TASK DIRECTIONS » Locate each line with the string "object" in the listing below and copy it.
>> START DATA FOR PROCESSING
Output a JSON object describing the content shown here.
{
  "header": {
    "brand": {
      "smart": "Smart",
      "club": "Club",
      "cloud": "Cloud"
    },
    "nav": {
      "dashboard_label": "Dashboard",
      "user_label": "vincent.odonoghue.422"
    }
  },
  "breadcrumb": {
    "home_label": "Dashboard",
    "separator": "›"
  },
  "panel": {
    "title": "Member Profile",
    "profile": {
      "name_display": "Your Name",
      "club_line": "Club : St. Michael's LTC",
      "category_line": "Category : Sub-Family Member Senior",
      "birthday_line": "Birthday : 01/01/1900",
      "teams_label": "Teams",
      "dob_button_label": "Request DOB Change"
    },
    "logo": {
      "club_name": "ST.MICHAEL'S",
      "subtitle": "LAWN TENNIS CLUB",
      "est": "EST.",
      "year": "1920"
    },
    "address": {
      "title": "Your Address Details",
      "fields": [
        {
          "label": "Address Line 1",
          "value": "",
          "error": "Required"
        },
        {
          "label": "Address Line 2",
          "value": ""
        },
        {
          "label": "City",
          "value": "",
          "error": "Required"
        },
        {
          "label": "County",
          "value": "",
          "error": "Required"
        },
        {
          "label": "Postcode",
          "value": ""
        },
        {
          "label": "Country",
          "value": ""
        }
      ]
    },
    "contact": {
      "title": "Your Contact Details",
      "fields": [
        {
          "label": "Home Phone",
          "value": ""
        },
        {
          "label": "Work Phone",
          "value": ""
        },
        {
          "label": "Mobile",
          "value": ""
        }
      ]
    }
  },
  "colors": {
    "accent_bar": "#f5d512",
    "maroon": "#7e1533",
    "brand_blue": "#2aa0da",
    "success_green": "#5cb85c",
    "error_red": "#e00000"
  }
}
>> END DATA FOR PROCESSING
>> START DATA FOR PROCESSING
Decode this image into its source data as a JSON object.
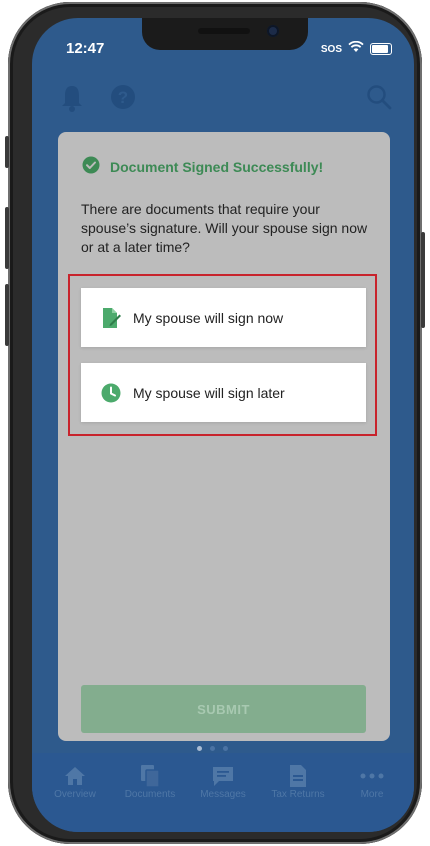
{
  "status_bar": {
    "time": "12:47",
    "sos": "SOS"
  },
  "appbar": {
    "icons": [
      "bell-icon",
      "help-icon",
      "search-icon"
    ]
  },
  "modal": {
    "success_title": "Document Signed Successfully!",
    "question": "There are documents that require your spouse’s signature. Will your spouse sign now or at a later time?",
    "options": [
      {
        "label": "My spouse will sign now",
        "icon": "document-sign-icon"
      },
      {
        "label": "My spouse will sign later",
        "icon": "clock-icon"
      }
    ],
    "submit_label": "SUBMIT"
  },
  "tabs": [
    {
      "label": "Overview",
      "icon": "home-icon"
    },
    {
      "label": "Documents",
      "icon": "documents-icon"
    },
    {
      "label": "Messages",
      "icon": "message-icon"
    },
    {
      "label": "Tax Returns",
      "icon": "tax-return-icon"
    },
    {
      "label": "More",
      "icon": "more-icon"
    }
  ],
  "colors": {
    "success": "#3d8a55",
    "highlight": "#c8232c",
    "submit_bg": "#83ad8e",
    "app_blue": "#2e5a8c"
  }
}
>> END DATA FOR PROCESSING
TASK RESULT »
Output a JSON object describing the content shown here.
Decode this image into its source data as a JSON object.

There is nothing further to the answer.